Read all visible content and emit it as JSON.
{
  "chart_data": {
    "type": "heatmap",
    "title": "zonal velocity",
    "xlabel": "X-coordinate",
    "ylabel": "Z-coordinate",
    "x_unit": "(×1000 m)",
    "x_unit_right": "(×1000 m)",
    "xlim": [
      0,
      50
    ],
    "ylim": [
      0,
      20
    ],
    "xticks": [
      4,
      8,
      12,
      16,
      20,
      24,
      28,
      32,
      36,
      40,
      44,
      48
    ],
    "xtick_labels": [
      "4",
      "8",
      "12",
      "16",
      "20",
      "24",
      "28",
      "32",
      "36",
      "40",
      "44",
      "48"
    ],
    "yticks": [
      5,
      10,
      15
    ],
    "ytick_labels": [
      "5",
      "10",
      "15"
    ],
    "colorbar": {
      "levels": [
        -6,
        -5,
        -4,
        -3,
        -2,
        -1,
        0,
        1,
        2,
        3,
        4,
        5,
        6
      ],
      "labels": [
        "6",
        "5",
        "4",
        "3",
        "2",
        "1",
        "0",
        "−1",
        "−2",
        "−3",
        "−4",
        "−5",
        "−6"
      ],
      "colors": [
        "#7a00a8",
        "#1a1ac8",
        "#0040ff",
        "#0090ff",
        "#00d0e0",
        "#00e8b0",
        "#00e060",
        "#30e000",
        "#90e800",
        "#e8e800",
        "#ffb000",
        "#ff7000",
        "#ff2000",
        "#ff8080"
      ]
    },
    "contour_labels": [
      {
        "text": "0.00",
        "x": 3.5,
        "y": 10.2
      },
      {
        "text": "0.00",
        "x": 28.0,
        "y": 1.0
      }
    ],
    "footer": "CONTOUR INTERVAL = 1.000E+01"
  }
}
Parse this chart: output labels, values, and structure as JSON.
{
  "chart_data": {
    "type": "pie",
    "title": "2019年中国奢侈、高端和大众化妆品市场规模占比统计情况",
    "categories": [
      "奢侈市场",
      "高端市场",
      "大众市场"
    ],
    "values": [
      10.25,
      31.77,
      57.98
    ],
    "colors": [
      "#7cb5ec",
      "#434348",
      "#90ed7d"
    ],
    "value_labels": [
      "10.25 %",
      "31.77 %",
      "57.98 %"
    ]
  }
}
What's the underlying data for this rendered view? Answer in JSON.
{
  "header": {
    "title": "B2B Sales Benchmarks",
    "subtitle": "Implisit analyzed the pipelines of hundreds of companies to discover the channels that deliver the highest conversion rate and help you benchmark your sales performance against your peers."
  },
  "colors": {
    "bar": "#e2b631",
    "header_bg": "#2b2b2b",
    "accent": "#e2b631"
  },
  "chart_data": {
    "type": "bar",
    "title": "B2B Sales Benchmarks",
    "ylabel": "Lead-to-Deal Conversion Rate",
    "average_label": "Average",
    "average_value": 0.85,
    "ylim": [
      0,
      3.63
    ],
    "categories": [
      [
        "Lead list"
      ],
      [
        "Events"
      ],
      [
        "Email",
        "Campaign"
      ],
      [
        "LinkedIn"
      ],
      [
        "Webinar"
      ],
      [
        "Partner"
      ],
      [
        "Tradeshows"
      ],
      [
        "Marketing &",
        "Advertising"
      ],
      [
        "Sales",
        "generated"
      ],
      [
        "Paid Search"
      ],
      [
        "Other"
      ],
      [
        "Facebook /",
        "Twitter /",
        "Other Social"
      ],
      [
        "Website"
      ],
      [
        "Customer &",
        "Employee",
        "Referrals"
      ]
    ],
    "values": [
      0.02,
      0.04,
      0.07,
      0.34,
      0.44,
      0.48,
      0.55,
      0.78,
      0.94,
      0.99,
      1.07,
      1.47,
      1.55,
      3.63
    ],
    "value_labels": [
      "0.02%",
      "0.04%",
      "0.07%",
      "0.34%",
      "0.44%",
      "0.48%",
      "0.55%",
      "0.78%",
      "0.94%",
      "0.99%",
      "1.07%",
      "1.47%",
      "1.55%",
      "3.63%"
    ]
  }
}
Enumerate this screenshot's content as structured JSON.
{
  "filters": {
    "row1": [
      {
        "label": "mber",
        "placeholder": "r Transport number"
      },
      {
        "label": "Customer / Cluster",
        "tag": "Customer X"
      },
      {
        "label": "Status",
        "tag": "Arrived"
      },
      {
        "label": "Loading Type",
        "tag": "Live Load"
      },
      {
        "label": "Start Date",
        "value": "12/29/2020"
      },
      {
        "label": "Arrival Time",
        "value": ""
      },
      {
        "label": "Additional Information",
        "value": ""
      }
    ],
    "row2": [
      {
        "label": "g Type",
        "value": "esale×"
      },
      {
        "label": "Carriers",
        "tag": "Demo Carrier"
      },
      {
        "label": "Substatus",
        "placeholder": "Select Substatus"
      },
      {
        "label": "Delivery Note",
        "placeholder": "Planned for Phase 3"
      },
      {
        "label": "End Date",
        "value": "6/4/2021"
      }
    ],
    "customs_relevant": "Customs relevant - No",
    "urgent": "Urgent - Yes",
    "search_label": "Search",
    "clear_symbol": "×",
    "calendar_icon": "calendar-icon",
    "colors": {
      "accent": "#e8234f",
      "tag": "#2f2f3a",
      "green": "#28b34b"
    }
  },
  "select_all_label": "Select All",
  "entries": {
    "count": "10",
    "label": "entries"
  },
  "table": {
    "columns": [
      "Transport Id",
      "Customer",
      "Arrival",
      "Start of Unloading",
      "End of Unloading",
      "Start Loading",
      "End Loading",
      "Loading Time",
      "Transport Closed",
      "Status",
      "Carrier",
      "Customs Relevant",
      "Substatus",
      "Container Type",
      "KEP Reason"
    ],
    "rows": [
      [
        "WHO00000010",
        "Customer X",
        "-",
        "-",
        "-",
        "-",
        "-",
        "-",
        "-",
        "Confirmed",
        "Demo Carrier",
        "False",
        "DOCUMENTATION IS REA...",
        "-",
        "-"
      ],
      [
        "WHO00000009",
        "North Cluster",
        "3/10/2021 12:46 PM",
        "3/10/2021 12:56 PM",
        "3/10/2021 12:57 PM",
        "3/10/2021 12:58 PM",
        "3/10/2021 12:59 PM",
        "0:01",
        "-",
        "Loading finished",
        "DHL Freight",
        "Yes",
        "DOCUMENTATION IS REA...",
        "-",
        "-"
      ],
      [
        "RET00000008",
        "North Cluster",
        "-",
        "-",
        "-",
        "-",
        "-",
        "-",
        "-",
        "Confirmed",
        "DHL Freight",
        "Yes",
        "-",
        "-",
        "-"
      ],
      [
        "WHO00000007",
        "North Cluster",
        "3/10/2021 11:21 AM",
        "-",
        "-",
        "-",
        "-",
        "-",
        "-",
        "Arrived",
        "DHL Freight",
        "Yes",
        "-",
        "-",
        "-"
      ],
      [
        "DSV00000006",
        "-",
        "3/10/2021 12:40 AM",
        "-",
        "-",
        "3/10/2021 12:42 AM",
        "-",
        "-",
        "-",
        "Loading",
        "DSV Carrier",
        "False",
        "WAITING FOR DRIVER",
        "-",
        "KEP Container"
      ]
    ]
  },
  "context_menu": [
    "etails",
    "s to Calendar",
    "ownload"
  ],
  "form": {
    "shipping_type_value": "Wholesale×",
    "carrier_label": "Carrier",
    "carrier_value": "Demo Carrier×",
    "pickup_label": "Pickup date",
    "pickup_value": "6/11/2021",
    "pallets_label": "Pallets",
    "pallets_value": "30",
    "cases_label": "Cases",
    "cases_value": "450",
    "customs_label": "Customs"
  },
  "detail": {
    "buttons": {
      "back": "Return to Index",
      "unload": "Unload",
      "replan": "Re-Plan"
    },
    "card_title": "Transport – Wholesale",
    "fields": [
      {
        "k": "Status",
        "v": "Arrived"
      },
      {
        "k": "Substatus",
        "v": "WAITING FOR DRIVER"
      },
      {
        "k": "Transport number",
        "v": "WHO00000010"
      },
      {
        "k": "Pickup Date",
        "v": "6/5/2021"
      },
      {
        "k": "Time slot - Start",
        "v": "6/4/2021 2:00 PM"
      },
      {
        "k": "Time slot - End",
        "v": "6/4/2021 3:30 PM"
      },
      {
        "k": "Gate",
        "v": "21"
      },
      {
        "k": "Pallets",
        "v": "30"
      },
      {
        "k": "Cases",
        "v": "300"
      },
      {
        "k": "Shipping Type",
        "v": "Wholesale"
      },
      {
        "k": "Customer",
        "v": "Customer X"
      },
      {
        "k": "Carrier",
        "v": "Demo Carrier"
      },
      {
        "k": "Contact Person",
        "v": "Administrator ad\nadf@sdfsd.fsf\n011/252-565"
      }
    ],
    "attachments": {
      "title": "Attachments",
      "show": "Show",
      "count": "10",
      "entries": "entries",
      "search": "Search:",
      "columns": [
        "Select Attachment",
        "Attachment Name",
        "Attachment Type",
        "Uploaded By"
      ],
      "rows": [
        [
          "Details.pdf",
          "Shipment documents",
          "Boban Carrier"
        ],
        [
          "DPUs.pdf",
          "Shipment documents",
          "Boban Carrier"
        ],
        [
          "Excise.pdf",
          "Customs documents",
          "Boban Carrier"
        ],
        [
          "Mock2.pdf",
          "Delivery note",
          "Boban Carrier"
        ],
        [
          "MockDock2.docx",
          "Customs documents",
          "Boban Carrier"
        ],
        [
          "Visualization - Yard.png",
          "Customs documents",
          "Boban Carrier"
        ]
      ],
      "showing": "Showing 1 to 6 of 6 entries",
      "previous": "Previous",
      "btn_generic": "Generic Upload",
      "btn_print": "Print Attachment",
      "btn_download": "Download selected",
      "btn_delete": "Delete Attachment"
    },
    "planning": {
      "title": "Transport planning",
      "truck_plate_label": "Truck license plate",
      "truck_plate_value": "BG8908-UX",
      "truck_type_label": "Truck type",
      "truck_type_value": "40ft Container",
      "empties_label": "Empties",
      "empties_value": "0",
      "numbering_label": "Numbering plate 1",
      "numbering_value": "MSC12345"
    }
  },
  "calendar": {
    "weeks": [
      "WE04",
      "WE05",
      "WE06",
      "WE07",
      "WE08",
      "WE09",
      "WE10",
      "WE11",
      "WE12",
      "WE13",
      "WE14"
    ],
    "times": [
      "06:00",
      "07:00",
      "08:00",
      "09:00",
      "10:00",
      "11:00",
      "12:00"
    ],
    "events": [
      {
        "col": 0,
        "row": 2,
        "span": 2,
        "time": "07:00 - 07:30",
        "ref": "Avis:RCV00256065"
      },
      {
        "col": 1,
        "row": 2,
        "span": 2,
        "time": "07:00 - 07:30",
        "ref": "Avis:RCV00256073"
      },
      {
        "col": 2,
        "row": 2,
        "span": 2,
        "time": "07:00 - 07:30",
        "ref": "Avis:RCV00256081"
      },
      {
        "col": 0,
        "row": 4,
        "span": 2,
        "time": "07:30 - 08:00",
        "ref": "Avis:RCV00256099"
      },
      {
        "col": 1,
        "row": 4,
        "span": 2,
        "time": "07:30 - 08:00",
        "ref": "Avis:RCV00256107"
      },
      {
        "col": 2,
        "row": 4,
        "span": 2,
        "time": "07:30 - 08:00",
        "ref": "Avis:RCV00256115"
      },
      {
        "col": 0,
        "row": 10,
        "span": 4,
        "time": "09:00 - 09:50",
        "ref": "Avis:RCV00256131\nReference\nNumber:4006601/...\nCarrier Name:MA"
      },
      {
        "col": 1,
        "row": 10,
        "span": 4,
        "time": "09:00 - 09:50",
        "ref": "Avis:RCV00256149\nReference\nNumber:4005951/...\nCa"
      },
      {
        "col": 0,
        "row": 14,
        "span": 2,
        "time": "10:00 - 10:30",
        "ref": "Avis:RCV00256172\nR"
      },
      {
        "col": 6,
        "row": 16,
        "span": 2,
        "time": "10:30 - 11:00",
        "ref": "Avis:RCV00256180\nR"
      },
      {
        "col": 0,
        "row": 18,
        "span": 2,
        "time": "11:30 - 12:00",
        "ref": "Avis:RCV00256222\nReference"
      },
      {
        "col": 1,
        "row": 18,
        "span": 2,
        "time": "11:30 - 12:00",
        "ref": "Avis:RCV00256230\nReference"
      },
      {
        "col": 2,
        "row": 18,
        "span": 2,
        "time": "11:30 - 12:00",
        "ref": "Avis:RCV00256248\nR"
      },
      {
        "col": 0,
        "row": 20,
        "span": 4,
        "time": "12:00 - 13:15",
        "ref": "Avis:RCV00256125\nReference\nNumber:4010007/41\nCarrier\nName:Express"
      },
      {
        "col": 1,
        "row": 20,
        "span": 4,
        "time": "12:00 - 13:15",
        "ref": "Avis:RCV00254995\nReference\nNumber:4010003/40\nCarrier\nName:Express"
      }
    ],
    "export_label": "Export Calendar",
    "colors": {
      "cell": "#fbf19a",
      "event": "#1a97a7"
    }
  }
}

________________

What you have to do
From the data, collect all lines where the string "planning" appears.

Completed task
    "planning": {
      "title": "Transport planning",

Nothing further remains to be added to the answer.